--- LISTING ---
□ □ □ □ □ □ □

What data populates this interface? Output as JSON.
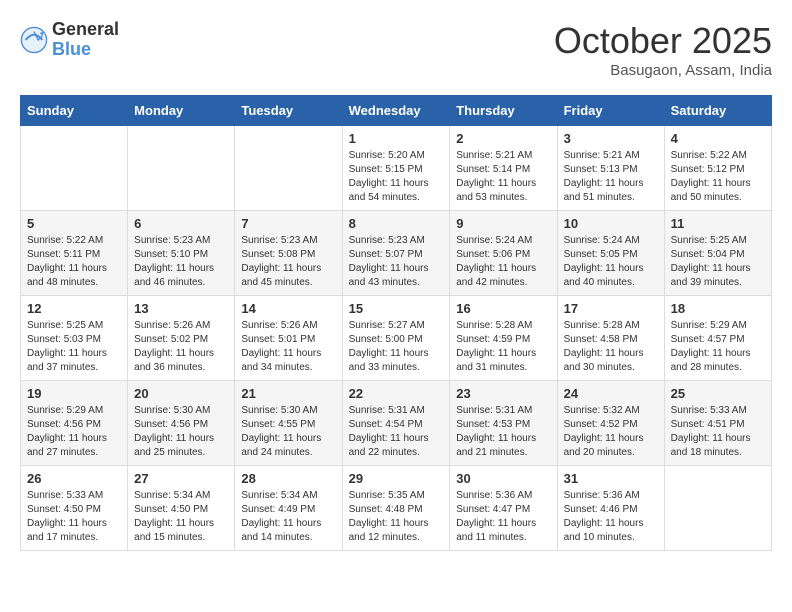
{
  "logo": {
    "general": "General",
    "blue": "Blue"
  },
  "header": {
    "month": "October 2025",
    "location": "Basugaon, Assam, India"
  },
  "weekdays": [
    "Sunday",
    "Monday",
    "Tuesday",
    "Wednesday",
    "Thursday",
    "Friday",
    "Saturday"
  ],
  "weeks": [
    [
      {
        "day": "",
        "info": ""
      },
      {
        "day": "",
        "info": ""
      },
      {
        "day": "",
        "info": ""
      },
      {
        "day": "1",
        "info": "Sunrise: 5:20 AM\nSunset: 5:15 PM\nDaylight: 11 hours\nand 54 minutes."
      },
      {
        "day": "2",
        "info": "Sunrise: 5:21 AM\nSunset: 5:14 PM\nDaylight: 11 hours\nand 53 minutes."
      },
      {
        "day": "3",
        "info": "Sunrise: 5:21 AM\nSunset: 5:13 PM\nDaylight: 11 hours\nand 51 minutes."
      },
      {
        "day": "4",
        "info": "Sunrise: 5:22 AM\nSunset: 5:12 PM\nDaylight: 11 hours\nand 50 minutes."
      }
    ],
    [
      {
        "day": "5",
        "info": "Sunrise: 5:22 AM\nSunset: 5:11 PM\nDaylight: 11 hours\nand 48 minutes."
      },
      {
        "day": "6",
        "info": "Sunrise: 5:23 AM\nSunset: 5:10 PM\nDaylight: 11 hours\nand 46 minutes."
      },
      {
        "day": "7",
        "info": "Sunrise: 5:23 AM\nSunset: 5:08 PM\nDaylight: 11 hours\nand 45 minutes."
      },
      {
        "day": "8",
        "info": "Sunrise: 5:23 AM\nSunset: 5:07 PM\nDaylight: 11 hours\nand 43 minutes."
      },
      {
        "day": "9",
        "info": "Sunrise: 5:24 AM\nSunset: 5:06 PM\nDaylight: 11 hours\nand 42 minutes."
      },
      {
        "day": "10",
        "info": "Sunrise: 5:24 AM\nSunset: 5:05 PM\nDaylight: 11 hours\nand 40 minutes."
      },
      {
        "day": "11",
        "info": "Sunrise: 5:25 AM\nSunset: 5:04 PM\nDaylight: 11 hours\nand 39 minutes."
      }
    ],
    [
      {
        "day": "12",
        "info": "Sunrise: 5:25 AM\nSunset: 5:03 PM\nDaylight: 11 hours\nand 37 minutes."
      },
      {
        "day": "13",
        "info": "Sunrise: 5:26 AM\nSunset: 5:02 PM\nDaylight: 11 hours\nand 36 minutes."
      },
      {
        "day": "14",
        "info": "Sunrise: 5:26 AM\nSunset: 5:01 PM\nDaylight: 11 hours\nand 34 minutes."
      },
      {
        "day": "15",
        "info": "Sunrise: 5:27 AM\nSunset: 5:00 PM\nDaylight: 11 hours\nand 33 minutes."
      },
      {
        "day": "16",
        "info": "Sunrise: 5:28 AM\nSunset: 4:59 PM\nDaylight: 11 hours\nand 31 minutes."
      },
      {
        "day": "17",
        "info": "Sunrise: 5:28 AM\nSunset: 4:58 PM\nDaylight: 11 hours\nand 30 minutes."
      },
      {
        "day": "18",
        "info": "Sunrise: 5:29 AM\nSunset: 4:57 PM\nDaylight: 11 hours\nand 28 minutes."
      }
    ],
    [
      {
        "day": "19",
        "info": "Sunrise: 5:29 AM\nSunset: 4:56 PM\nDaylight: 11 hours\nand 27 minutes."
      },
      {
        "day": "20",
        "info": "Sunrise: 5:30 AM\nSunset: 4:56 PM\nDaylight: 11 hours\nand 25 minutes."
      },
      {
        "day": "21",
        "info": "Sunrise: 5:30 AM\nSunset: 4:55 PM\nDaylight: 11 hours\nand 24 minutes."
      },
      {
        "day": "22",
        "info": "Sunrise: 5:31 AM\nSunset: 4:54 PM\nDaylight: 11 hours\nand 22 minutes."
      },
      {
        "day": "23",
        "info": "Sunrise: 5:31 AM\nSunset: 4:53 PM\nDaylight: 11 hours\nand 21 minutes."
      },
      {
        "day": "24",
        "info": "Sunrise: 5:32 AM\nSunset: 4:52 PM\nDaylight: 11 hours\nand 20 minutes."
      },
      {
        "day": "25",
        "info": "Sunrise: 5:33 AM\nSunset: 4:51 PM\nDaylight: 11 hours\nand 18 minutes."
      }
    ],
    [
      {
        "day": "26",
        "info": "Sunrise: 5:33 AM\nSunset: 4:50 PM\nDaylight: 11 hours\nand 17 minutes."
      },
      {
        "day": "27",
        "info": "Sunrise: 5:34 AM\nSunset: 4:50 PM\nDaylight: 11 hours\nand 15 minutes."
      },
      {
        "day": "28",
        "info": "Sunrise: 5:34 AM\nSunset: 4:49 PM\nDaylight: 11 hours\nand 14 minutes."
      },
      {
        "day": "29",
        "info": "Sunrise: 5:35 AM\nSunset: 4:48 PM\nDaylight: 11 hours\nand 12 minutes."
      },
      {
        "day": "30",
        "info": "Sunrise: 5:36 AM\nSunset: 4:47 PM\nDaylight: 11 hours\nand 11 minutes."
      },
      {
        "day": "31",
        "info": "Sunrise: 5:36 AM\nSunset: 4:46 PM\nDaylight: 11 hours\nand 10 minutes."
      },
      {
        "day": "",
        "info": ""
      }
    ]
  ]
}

□ □ □ □ □ □ □

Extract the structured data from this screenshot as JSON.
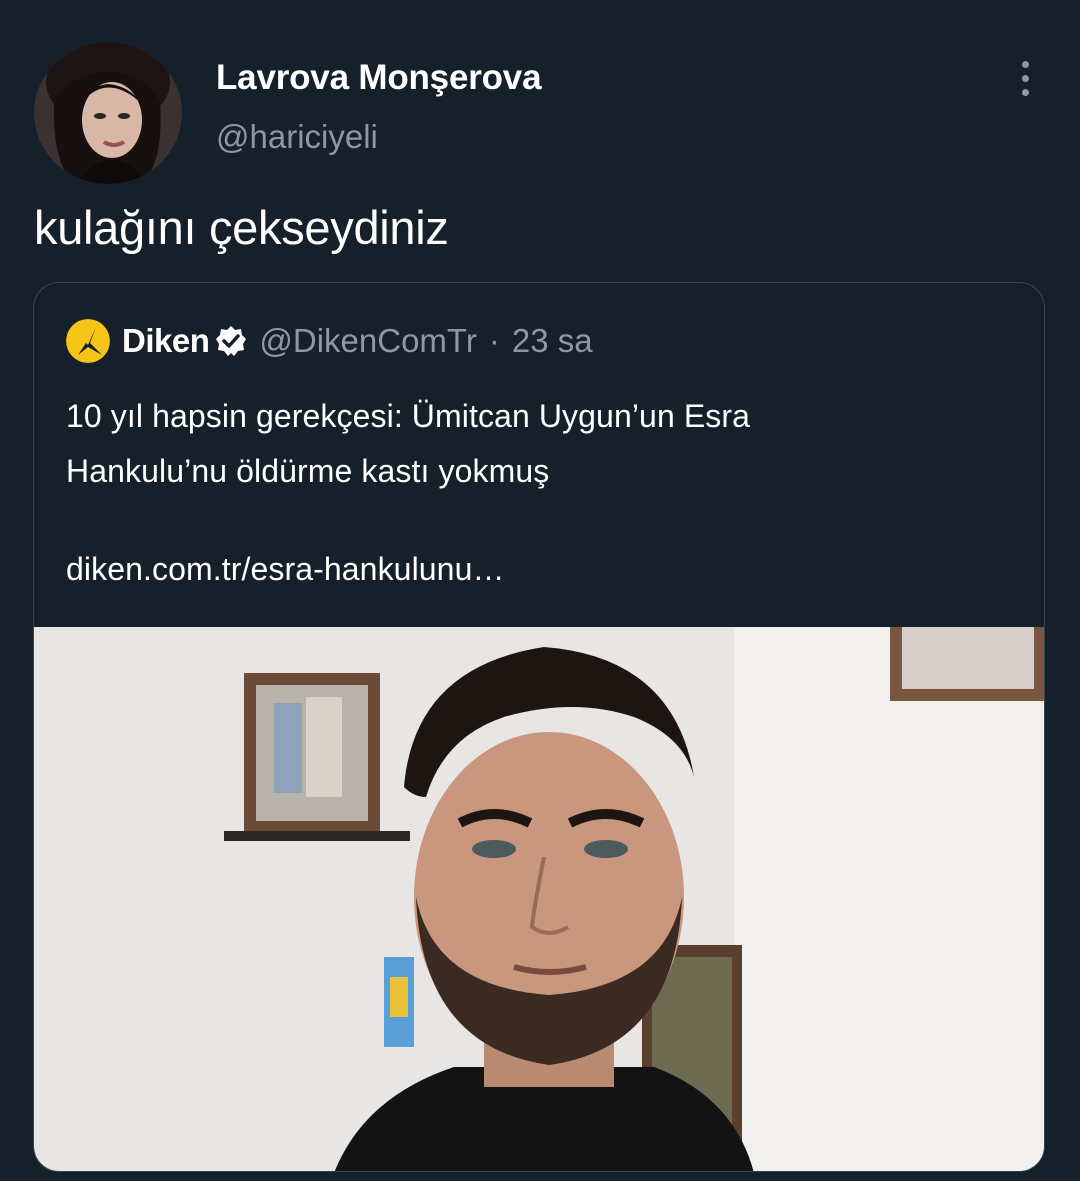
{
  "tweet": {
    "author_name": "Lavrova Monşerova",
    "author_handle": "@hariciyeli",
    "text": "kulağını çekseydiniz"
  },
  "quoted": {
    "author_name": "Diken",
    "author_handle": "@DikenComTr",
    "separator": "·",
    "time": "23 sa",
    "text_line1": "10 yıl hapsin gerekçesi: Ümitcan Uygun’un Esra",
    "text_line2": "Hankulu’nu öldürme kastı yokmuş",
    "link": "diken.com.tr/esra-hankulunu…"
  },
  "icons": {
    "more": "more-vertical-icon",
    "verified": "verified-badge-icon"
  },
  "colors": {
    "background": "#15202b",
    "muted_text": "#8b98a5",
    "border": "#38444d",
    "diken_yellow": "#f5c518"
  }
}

□ □ □ □ □ □ □

--- WHAT IS BEING ASKED ---
Pick out lines containing the word "data", each one as written.

--- RESPONSE ---
What data populates this interface? Output as JSON.
Extract the structured data from this screenshot as JSON.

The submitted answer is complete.